--- Lines of data ---
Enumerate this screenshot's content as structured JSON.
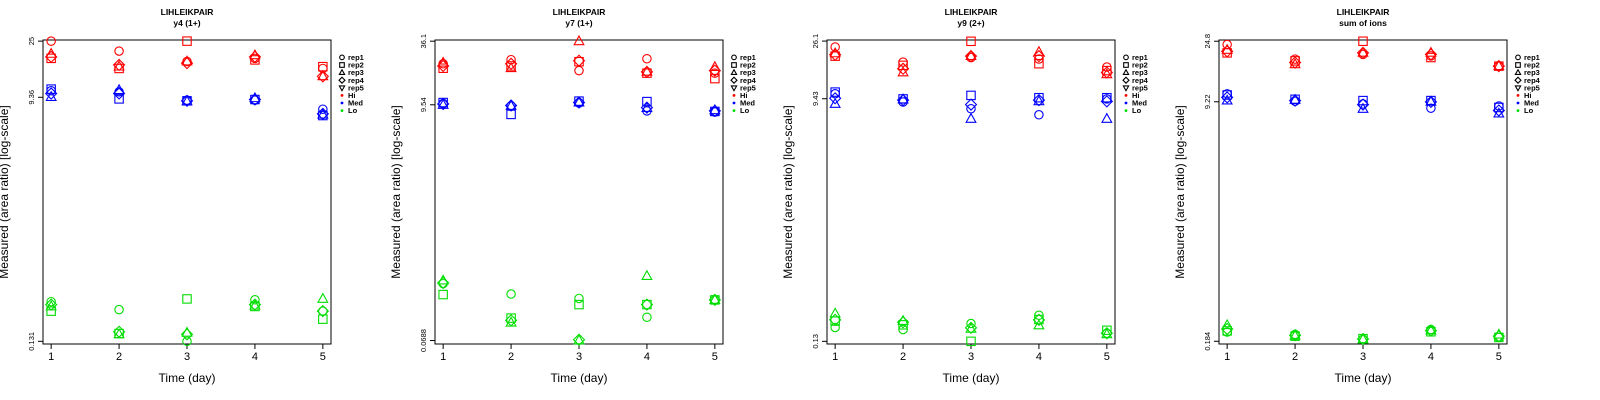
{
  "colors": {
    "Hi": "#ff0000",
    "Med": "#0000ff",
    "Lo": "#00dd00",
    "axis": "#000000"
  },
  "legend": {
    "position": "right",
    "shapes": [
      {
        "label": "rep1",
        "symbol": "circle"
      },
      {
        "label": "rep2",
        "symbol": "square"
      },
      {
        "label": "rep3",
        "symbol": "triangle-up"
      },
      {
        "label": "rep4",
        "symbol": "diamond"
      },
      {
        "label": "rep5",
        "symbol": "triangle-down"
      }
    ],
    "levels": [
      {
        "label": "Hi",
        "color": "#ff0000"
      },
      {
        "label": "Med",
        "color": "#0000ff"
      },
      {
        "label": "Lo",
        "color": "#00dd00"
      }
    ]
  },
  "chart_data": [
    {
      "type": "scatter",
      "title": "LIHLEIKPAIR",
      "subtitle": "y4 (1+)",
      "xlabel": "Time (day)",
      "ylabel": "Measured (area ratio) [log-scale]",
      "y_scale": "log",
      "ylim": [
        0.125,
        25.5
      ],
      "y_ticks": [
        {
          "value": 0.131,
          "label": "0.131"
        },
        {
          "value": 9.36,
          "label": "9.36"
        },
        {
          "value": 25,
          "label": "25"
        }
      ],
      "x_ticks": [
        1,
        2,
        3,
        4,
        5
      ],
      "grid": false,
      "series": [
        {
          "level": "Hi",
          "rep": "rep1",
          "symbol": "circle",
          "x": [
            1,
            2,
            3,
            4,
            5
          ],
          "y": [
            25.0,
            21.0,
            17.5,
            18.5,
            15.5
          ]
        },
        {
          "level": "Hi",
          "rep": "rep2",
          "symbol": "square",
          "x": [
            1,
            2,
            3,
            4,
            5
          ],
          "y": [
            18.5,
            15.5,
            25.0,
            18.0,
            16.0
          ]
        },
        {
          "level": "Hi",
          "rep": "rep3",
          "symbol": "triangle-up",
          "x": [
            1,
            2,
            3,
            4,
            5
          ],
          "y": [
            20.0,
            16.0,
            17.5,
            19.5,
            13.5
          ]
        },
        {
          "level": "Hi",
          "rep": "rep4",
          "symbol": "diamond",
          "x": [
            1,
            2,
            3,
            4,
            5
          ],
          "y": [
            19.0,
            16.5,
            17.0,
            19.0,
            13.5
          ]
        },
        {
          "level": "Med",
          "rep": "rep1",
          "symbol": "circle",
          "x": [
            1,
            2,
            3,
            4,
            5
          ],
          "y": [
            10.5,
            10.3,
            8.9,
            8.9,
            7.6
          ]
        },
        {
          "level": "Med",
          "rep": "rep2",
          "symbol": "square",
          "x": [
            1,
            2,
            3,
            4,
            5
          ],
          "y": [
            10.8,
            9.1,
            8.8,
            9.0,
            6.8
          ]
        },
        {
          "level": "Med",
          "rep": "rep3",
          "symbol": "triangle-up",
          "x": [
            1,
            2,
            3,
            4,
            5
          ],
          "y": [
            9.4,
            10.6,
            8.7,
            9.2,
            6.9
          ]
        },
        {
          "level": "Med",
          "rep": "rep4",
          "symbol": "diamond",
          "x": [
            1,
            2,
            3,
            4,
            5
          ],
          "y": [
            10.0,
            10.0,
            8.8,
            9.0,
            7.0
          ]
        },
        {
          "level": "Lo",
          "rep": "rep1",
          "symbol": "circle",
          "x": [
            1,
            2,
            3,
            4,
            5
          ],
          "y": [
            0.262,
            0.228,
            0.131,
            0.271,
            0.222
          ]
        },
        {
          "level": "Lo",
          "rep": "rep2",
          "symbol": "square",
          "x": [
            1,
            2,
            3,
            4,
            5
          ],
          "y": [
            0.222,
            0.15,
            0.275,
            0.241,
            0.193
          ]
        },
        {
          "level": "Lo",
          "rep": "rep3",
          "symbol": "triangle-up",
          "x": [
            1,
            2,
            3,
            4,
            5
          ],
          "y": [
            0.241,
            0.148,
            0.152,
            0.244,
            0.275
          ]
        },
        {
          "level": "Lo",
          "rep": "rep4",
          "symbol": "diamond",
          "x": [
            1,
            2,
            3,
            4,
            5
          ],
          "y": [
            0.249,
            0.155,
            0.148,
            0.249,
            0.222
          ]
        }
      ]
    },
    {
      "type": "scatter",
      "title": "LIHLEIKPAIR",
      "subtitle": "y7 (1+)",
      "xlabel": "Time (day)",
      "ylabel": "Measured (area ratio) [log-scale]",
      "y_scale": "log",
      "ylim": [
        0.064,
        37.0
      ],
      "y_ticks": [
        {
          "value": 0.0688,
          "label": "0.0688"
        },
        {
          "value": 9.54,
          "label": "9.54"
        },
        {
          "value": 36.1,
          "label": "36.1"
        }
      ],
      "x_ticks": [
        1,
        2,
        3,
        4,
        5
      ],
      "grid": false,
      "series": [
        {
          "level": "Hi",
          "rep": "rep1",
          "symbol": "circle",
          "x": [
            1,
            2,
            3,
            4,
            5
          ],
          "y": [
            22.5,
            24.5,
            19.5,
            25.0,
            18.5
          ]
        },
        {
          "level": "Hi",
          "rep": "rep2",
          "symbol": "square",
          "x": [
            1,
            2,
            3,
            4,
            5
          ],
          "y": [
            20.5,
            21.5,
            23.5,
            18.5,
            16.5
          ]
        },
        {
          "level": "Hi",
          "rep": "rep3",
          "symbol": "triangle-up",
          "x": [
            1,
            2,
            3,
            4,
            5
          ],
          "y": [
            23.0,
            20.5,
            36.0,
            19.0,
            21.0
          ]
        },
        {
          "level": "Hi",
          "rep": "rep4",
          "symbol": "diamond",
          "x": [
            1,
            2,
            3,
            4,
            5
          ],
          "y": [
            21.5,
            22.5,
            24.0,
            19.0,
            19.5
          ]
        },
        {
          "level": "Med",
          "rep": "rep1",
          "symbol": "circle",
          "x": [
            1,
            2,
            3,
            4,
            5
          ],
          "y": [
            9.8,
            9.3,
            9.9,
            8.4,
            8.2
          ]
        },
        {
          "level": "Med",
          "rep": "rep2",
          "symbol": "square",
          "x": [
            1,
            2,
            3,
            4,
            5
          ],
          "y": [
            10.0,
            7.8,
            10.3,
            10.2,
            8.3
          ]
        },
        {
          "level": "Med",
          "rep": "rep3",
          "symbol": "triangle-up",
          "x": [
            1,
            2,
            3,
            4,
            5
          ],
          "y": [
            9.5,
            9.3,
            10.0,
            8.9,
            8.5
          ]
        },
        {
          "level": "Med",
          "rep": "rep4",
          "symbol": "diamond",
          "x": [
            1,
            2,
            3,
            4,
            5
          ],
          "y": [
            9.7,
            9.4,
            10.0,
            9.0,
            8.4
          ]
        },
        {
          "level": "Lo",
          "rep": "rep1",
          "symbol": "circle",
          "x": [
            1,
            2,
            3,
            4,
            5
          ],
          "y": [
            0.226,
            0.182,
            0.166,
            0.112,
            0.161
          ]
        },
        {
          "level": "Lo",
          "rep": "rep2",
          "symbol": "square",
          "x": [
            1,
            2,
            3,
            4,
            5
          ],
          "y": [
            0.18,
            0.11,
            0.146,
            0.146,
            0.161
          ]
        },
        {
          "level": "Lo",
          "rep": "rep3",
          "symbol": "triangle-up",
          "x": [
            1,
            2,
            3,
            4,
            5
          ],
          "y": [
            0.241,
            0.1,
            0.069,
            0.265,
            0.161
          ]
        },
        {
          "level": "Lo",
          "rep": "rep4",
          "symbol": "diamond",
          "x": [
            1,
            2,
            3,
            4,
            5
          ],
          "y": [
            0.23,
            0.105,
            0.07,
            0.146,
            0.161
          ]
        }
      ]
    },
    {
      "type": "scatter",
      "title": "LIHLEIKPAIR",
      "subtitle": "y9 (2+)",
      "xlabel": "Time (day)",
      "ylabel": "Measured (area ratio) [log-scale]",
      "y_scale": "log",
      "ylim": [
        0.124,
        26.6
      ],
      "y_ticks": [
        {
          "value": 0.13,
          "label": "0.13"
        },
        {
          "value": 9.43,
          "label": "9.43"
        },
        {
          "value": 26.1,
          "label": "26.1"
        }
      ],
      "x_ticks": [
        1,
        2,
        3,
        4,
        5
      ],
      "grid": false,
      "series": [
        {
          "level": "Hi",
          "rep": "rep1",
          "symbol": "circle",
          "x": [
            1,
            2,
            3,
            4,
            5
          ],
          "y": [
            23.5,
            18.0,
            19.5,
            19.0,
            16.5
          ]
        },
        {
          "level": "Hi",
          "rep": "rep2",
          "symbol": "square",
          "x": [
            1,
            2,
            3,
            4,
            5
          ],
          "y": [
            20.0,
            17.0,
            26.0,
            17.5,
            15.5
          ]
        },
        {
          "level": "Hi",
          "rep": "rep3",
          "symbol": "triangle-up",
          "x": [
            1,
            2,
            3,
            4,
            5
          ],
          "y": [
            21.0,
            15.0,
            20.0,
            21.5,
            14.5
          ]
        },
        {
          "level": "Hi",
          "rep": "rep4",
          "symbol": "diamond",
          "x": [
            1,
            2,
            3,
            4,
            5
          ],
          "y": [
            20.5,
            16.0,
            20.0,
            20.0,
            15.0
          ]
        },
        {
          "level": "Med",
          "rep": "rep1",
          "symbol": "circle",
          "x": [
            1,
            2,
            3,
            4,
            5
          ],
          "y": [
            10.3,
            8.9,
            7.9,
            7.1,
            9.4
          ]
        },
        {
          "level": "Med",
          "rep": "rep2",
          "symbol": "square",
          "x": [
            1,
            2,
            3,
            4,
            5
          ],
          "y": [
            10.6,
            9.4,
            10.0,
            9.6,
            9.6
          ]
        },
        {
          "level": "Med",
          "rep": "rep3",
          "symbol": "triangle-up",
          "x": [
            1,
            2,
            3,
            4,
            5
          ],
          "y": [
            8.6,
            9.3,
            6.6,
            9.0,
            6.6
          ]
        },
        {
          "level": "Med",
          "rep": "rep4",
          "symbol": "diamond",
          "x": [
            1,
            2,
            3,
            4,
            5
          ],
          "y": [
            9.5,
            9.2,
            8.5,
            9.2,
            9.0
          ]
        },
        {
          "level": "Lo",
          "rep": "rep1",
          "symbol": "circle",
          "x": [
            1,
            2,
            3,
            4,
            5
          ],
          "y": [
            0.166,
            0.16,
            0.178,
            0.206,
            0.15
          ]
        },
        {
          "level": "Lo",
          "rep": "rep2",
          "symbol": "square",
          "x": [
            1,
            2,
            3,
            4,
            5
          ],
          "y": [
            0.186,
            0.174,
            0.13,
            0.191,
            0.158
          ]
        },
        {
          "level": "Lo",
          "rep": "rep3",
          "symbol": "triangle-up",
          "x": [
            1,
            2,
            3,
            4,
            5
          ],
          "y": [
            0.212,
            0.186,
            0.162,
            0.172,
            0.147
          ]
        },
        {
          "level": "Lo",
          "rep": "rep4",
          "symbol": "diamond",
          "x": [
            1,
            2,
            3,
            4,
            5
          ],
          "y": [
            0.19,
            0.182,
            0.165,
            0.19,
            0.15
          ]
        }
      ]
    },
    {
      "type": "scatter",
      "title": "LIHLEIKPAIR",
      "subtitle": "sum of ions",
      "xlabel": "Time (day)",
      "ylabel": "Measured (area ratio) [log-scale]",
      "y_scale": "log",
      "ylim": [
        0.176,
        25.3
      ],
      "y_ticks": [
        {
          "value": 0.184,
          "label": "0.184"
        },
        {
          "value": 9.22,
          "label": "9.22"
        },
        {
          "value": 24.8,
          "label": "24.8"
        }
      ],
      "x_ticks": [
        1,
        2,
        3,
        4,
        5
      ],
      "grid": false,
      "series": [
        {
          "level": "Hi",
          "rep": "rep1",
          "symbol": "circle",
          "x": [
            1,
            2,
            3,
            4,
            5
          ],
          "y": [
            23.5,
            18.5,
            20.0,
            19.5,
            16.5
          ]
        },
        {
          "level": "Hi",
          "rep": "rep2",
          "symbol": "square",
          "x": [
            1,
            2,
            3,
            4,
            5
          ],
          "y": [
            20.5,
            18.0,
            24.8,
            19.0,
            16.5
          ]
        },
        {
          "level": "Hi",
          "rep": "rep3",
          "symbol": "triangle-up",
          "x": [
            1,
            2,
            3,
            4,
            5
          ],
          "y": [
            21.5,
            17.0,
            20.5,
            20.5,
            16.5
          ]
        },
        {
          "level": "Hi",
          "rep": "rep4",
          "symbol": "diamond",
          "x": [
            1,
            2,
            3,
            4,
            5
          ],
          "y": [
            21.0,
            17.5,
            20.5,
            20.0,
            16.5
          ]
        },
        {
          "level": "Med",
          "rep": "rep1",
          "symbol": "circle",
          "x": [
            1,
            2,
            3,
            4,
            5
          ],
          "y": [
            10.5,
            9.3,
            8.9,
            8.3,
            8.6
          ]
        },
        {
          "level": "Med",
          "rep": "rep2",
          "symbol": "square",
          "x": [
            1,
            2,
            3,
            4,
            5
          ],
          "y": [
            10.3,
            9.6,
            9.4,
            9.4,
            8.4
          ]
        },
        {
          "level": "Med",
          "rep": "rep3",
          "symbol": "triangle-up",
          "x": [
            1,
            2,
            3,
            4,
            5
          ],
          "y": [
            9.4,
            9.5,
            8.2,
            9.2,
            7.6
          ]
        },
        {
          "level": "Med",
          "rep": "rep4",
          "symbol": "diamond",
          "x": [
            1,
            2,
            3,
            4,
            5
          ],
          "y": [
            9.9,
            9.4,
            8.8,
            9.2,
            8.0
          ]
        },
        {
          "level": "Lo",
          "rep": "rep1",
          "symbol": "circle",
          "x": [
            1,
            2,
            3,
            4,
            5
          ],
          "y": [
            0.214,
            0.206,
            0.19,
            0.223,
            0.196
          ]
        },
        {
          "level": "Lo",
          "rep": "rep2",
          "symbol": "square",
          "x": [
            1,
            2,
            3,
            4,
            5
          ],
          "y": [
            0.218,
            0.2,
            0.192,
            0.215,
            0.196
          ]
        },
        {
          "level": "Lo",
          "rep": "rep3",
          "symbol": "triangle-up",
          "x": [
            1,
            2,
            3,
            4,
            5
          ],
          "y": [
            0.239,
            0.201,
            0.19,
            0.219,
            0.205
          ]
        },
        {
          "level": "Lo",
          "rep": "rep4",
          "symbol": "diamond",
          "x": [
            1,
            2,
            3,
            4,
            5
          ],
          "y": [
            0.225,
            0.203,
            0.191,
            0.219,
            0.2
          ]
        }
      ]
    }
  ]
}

--- Task objective ---
Search the listing for the word "value". Copy every line in which it occurs.

--- Output for this exercise ---
          "value": 0.131,
          "value": 9.36,
          "value": 25,
          "value": 0.0688,
          "value": 9.54,
          "value": 36.1,
          "value": 0.13,
          "value": 9.43,
          "value": 26.1,
          "value": 0.184,
          "value": 9.22,
          "value": 24.8,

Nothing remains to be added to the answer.